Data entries

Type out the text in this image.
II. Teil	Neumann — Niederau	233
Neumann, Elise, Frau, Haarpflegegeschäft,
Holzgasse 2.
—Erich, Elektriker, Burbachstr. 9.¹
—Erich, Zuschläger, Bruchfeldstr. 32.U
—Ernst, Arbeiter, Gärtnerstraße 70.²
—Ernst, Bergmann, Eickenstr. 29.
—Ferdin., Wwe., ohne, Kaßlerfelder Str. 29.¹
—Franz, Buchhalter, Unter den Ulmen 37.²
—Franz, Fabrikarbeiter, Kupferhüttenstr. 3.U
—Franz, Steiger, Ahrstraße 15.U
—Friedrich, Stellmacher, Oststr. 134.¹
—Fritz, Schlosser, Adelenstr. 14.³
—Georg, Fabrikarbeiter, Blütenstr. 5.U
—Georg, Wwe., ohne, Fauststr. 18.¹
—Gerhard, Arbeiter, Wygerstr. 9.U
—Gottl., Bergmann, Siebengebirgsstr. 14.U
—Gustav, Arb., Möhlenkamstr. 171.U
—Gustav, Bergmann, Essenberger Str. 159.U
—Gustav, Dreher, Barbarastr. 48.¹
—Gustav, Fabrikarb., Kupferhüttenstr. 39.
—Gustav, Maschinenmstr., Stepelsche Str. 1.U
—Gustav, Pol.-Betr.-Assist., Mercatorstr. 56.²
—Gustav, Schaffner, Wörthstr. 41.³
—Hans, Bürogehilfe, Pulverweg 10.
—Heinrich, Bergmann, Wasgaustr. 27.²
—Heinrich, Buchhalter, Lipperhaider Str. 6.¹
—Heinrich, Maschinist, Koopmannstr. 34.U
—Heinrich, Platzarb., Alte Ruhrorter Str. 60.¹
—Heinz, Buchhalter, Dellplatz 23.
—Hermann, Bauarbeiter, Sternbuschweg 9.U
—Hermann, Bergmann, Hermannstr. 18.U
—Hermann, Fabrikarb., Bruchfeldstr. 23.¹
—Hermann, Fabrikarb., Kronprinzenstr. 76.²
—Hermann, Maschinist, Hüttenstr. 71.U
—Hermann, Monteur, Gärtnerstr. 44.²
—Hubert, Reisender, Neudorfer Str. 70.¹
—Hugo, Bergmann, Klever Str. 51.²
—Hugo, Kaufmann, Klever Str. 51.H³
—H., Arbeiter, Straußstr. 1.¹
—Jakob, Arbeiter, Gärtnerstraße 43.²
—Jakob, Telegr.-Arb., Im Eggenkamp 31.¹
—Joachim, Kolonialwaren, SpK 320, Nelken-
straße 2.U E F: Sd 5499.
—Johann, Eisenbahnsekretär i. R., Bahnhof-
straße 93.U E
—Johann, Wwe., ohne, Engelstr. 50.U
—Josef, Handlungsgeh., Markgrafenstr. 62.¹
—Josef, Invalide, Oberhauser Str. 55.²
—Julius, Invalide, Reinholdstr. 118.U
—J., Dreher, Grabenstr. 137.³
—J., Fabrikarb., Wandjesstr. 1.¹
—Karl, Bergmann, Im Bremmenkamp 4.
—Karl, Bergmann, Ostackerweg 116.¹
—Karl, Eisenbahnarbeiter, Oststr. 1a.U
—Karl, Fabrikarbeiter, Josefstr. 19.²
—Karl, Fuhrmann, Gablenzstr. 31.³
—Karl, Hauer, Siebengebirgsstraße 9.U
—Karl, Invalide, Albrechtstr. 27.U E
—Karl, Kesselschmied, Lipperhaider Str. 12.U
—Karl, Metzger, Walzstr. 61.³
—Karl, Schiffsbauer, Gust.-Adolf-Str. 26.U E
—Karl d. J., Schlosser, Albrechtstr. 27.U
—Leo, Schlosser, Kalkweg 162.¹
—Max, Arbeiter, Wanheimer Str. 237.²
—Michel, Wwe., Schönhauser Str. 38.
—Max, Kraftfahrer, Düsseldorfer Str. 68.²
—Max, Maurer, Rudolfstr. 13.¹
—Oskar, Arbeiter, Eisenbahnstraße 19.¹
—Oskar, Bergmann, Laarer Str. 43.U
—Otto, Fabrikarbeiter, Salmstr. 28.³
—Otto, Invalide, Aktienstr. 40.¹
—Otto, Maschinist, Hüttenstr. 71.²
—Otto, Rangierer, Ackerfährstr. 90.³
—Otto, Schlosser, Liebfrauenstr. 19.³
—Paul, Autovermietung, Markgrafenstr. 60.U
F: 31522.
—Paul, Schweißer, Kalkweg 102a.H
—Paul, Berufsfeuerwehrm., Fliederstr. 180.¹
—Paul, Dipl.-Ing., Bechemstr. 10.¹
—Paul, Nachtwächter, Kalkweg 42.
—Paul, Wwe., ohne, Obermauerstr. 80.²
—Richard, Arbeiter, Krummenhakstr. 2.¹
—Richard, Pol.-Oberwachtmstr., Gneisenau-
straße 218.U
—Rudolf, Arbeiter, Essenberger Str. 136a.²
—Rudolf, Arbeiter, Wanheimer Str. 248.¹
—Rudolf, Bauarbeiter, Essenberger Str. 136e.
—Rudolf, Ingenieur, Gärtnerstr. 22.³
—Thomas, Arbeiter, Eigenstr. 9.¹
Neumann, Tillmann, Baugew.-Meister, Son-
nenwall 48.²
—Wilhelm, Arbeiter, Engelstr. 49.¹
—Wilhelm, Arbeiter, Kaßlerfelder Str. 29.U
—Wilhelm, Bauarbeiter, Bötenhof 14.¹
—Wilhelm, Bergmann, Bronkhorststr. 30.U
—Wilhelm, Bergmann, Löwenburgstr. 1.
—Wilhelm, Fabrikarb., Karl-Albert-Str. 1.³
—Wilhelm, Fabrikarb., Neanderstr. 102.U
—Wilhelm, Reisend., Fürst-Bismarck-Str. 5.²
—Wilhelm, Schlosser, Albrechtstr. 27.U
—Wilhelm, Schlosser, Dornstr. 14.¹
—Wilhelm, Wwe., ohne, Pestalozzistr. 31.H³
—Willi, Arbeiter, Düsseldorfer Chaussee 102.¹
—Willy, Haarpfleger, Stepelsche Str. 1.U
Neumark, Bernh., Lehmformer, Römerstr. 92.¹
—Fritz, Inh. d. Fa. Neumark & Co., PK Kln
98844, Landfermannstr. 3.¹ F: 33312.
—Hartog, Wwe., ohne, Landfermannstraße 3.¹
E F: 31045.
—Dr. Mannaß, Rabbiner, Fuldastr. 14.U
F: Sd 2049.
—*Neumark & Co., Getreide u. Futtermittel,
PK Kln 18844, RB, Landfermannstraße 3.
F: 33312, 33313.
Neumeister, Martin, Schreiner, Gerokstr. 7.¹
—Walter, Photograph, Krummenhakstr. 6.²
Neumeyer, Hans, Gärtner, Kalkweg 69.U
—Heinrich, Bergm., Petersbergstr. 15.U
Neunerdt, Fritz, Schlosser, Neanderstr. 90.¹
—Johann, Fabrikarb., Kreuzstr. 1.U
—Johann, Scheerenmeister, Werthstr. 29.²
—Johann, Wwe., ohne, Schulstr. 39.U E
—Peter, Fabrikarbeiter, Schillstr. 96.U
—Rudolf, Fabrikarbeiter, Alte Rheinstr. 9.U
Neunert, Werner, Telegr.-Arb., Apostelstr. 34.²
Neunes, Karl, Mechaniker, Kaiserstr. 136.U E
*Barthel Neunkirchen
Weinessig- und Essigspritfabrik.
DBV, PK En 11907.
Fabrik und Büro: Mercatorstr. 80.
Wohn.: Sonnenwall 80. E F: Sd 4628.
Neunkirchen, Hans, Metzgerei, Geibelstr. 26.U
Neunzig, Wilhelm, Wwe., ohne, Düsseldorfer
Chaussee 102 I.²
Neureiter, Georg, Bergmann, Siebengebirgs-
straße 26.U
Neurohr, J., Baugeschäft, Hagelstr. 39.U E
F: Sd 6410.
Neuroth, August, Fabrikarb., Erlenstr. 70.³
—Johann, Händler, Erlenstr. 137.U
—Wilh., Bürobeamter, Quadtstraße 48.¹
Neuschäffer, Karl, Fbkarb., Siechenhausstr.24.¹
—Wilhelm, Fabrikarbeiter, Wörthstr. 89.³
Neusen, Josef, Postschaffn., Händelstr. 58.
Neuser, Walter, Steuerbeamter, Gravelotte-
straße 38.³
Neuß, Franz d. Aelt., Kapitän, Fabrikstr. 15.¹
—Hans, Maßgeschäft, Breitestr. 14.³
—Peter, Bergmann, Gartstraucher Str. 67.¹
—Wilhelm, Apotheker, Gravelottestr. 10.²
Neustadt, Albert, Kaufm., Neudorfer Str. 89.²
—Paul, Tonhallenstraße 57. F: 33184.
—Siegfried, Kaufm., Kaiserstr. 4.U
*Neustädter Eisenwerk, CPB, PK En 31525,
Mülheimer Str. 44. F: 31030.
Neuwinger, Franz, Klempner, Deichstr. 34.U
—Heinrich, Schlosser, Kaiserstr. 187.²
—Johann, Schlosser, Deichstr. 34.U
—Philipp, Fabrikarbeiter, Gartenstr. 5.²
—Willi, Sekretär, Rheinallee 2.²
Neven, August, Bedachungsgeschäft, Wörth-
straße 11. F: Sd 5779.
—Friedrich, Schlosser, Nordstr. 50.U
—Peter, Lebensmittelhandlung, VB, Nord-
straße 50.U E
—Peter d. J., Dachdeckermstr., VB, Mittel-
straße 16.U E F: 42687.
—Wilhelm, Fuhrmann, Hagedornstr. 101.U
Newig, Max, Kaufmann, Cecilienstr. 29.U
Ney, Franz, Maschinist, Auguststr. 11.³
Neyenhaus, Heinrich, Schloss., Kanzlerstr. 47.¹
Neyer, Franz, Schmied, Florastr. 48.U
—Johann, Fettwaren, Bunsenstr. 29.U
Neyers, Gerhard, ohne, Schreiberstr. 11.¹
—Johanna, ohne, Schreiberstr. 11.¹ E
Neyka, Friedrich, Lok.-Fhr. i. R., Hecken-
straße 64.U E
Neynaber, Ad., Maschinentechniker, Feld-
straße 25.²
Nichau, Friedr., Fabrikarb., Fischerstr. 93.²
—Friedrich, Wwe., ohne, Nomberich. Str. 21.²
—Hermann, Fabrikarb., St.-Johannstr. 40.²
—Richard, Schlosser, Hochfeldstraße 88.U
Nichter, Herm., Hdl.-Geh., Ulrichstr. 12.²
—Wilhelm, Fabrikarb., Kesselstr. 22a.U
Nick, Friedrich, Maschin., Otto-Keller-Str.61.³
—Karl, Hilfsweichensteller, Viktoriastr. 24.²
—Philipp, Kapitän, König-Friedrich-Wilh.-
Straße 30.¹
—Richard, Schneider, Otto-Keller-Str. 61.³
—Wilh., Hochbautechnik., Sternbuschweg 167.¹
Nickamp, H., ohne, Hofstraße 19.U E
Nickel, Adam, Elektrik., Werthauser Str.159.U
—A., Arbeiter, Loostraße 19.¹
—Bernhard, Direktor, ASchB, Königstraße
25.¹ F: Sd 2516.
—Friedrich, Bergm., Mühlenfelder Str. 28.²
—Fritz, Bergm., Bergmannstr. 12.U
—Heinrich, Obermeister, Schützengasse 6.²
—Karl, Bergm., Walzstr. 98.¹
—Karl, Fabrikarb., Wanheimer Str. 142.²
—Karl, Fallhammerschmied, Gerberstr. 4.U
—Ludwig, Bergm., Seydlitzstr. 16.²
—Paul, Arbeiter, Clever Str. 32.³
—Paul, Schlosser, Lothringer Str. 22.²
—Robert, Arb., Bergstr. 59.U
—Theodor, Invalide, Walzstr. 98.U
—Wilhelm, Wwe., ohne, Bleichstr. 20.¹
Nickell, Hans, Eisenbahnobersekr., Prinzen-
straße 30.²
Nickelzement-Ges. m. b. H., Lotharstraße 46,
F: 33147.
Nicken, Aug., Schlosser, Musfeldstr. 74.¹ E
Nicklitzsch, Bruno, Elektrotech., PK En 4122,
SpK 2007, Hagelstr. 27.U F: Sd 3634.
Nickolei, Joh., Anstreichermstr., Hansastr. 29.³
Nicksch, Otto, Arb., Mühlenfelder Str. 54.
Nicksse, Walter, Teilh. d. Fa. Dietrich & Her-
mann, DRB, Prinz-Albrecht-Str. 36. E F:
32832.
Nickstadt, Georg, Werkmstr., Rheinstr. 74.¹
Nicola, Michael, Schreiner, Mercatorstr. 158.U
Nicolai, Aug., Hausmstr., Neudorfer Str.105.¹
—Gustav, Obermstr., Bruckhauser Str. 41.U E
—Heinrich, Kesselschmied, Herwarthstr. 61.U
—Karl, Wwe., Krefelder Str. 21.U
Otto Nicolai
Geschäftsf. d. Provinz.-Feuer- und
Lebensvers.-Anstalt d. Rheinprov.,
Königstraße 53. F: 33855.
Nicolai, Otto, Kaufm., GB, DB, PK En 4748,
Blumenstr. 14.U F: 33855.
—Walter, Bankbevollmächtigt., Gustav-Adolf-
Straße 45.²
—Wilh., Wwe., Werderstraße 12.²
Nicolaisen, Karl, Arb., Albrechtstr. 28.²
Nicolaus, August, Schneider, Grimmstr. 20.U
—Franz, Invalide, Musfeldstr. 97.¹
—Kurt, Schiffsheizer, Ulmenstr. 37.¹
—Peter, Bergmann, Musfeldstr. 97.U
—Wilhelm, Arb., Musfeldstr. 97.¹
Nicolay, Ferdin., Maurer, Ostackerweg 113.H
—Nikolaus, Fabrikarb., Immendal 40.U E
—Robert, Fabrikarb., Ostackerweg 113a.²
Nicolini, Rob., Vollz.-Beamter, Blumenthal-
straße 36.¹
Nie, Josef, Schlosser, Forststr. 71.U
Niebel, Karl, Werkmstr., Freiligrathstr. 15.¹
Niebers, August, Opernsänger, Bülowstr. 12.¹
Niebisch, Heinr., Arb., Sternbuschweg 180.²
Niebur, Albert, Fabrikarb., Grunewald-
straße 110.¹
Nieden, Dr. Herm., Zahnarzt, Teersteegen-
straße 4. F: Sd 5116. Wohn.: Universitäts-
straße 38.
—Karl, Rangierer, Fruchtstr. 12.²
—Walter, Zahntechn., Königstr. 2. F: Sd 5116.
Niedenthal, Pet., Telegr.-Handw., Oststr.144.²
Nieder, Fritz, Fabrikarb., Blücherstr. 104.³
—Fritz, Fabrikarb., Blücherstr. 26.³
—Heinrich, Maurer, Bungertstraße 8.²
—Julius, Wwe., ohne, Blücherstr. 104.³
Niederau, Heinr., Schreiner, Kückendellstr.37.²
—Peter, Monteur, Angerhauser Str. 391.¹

REQUIRED WORK
Search the listing for the string "Ostackerweg". Copy each line where it turns up.

REPLY
—Karl, Bergmann, Ostackerweg 116.¹
Nicolay, Ferdin., Maurer, Ostackerweg 113.H
—Robert, Fabrikarb., Ostackerweg 113a.²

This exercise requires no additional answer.